▶ **DATASET ROWS**

⟨

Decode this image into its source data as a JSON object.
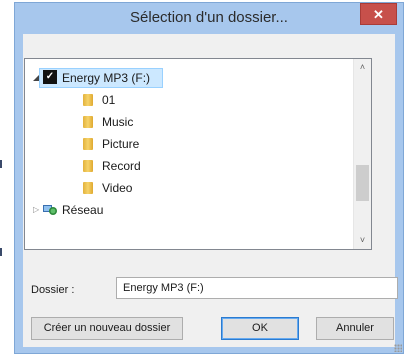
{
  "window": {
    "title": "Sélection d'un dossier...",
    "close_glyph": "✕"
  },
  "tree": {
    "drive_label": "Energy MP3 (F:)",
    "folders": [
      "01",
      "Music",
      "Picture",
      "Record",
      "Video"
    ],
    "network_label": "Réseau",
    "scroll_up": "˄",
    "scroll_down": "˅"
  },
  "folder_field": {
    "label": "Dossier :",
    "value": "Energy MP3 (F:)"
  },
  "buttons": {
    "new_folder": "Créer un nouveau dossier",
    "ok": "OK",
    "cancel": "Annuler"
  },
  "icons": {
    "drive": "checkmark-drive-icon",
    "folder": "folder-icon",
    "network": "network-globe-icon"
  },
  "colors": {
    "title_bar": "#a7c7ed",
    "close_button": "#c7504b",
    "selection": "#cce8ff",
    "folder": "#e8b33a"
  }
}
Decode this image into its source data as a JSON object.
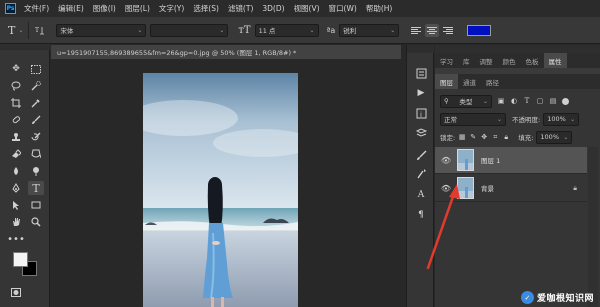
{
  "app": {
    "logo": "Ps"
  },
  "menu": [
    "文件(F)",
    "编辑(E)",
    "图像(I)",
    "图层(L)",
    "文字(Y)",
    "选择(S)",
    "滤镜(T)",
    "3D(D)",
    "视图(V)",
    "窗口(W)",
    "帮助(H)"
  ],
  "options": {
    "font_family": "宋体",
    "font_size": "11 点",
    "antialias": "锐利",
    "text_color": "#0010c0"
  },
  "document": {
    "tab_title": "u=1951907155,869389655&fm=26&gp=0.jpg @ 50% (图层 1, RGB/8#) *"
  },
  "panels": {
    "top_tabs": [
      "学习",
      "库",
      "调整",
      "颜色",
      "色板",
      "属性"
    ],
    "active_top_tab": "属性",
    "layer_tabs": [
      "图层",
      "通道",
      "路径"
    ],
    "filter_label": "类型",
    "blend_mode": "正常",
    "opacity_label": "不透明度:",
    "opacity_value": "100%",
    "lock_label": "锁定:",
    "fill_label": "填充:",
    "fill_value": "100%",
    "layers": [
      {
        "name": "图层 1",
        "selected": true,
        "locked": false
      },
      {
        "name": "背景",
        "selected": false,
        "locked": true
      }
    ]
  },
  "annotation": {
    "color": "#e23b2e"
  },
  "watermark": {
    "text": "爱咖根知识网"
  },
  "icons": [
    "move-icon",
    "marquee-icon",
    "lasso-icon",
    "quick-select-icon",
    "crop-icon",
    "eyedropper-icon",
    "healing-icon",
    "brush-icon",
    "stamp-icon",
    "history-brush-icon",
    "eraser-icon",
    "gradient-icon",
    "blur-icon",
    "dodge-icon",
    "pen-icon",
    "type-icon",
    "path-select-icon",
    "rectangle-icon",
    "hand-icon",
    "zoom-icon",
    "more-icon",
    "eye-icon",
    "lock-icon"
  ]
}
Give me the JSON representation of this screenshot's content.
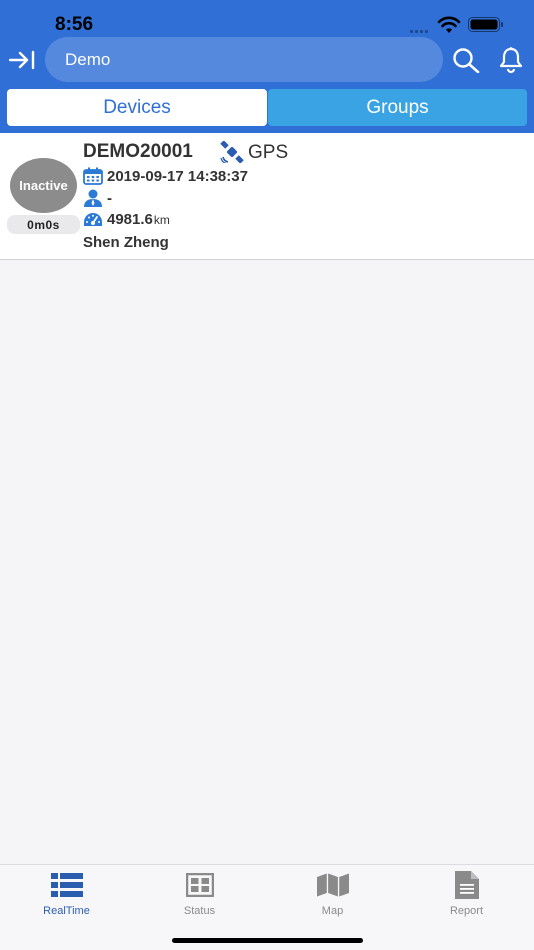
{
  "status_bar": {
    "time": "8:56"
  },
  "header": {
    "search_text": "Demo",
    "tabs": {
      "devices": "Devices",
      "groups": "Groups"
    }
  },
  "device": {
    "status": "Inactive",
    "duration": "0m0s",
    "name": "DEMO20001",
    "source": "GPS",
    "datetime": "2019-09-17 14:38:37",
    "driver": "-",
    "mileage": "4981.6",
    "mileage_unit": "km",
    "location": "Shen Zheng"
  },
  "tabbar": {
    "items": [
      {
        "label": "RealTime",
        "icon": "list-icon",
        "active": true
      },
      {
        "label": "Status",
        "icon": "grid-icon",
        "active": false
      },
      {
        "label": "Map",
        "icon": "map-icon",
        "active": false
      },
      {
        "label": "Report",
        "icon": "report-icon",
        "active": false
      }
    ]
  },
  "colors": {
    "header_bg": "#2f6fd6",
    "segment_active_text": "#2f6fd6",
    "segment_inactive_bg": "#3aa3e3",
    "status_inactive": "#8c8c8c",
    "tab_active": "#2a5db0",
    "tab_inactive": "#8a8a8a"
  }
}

⟩

▶ **TASK BRIEF**
Set down only the lines running from the line with "Give me the" to the end of the entries, inclusive; omit every picture.

▶ **OUTPUT OF THE TASK**
Give me the JSON representation of this screenshot's content.
{
  "status_bar": {
    "time": "8:56"
  },
  "header": {
    "search_text": "Demo",
    "tabs": {
      "devices": "Devices",
      "groups": "Groups"
    }
  },
  "device": {
    "status": "Inactive",
    "duration": "0m0s",
    "name": "DEMO20001",
    "source": "GPS",
    "datetime": "2019-09-17 14:38:37",
    "driver": "-",
    "mileage": "4981.6",
    "mileage_unit": "km",
    "location": "Shen Zheng"
  },
  "tabbar": {
    "items": [
      {
        "label": "RealTime",
        "icon": "list-icon",
        "active": true
      },
      {
        "label": "Status",
        "icon": "grid-icon",
        "active": false
      },
      {
        "label": "Map",
        "icon": "map-icon",
        "active": false
      },
      {
        "label": "Report",
        "icon": "report-icon",
        "active": false
      }
    ]
  },
  "colors": {
    "header_bg": "#2f6fd6",
    "segment_active_text": "#2f6fd6",
    "segment_inactive_bg": "#3aa3e3",
    "status_inactive": "#8c8c8c",
    "tab_active": "#2a5db0",
    "tab_inactive": "#8a8a8a"
  }
}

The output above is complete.